ACTIONS TO TAKE =
• A. For each statement, decide whether it agrees with the Kerala road import review: (i) The data files date from August 21 and include conflation with OSM data. (ii) The source=digitalglobe tag should stay on the imported data. (iii) The data quality remarks come from examining all of the data. Answer yes or no for each and quote the deciding words.
• B. Carry the Kerala road import review forward from its final sentence.

EXCERPT =
** Start **

[Imports] Importing Kerala, India road network from Facebook's ML generated data

Thu Aug 30 09:51:05 UTC 2018

On Wednesday 29 August 2018, Blake Girardot wrote:
> Greetings,
>
> An import specific wiki page has been created for this import:
>
> https://wiki.openstreetmap.org/wiki/Kerala_Road_Import
>

Ok, that looks much better already.  Based on that here my review.

The data files are from August 21 and contain the conflation with OSM 
data which raises the question i already hinted at - you will likely 
have significant problems with editing conflicts.  This applies to both 
hard conflicts you need to resolve and semantic incompatibilities - if 
for example buildings have been added in the meantime which happen to 
intersect some of the roads to be imported.

Looking over the data it seems that the number of roads to be added is 
relatively small compared to the number of roads that already exists in 
most parts (which is a good thing obviously).  Where roads are added 
and where not looks arbitrary in a lot of cases when looking at 
satellite images - there is no visible reason in many cases why a 
certain road is in the data and a nearby much more prominent road is 
not.  This is not bad per se, just curious.

The data contains a source=digitalglobe tag which should only be added 
to the changesets and not the data.  The import=yes tag should 
also be removed before upload.

So far the general remarks, now regarding the data quality.  This is 
based not on looking at all of the data but at a cross section - 
covering both samples near the coast and in the mountains.

** End **

Stored entries:

** Start **

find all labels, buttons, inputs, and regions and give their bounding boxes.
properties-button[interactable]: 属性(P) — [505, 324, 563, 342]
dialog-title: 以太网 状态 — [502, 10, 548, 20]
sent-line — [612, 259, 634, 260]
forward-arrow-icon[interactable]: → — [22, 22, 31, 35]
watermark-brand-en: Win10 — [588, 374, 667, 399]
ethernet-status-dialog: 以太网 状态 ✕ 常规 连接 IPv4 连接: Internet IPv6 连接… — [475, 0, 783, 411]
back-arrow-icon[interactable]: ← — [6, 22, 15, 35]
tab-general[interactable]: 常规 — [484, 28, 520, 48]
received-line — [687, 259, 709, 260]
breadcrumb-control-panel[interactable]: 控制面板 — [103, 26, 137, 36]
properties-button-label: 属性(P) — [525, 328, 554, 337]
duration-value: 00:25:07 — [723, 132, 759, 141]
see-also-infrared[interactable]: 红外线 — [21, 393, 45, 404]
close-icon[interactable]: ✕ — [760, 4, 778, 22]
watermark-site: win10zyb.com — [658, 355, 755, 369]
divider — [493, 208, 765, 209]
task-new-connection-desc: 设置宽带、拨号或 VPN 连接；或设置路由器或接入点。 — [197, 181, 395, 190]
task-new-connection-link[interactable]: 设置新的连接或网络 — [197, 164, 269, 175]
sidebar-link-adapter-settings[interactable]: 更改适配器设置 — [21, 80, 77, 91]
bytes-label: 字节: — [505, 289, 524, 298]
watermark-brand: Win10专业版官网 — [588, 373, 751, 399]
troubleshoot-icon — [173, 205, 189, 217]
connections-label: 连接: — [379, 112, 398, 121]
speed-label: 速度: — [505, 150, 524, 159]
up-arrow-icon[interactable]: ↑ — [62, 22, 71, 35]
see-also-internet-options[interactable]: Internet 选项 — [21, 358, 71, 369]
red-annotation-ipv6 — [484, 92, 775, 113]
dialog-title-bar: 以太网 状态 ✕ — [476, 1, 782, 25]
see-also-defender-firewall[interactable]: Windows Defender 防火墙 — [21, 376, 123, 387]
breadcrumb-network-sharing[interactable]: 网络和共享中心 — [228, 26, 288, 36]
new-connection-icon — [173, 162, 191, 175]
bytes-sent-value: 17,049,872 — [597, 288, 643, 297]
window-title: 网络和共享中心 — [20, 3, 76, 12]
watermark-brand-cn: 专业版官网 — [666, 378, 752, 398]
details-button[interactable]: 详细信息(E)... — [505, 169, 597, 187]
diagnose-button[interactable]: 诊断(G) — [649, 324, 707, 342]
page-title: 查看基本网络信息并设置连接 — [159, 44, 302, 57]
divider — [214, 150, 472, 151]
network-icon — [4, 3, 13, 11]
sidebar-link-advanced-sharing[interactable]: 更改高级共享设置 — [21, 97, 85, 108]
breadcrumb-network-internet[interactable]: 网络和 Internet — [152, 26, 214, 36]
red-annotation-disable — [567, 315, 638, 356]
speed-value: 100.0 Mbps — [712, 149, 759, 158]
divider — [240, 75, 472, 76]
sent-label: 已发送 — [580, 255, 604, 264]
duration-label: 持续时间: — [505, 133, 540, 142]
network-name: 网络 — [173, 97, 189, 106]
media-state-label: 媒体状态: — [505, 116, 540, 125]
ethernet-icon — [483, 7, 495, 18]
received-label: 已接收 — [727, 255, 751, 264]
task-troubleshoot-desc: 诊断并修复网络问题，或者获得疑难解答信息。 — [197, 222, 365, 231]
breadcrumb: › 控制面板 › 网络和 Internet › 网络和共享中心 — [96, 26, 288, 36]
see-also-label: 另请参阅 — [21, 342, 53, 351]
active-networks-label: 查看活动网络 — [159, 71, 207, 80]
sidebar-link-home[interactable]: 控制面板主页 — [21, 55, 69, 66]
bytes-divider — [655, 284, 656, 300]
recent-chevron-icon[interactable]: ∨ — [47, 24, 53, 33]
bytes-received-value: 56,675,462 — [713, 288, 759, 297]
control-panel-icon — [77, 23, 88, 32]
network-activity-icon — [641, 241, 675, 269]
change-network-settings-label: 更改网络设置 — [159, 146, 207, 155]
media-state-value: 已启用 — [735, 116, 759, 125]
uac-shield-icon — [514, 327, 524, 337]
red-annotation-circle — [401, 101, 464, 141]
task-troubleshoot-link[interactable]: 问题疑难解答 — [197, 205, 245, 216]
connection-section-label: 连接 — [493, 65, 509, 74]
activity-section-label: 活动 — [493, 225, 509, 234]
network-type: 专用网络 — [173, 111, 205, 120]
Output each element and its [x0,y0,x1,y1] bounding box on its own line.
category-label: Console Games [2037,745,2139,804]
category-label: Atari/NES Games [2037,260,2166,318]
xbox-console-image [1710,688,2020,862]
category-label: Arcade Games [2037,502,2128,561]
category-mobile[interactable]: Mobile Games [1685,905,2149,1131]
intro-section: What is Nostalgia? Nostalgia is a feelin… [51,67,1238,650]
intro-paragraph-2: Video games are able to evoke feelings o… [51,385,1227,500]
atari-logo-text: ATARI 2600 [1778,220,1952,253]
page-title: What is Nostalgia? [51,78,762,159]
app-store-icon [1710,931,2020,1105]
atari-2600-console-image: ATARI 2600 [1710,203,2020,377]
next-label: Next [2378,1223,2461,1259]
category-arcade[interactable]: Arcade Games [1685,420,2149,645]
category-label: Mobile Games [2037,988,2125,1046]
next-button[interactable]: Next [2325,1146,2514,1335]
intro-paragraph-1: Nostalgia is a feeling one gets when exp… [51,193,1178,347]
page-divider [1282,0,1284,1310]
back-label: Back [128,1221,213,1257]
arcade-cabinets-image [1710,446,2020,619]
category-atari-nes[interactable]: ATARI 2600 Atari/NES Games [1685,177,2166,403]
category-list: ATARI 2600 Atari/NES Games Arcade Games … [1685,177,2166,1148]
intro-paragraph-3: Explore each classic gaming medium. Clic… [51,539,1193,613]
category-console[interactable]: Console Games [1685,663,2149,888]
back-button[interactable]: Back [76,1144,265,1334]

** End **

TASK RESULTS =
• A.
(i) Yes: "The data files are from August 21 and contain the conflation with OSM data"
(ii) No: "should only be added to the changesets and not the data"
(iii) No: "based not on looking at all of the data but at a cross section"

• B.
Positional accuracy

First the available images show a fairly large variance in alignment, in 
particular in the mountain areas, and there is no indication that the 
images the road geometries are generated from have the best positional 
accuracy than others.  In fact i found several places where the image 
matching the roads had visibly the largest off-nadir angle and 
therefore likely the largest positional error.  Offsets between the 
different images available are frequently about 20m, sometimes more 
than 50m.  Existing road data has a similar level of accuracy, in a few 
cases also more than 50m offset to the average alignment of the image 
layers.

Geometry data

Regarding the geometries - i would estimate about 10-15 percent of the 
road geometries are clearly faulty, the most common cases were:

* nonsense geometries resulting from conflating roads with existing data 
with significant relative offset.
* intersections between roads without nodes
* roads drawn where there is evidently no road

I would estimate an additional 10 percent where without additional data 
(ground level photos or local knowledge) you can't reliably verify if 
there is a road (i.e. the geometry looks guessed and doubtful but you 
can neither verify not falsify it reliably).

Tagging

The tags assigned to the generated roads looks wrong in the majority of 
cases specifically i would estimate:

* unclassified: wrong in about 60 percent of cases (in particular where 
the road has no connecting function)
* residential: evidently wrong in about 70 percent of cases (mostly 
because no residential buildings near it or because it is clearly just 
a service road)
* service: too few for an accurate estimate but mostly wrong (in 
particular roads with a connecting function)
* path/footway: too few for an accurate estimate but most are likely 
wide enough for cars, hence wrong
* track: too few as well but this might actually be correct in the 
majority of cases

Conclusions and recommendations:

* there is no basis for the tags chosen - replacing them all with 
highway=road would be a big improvement.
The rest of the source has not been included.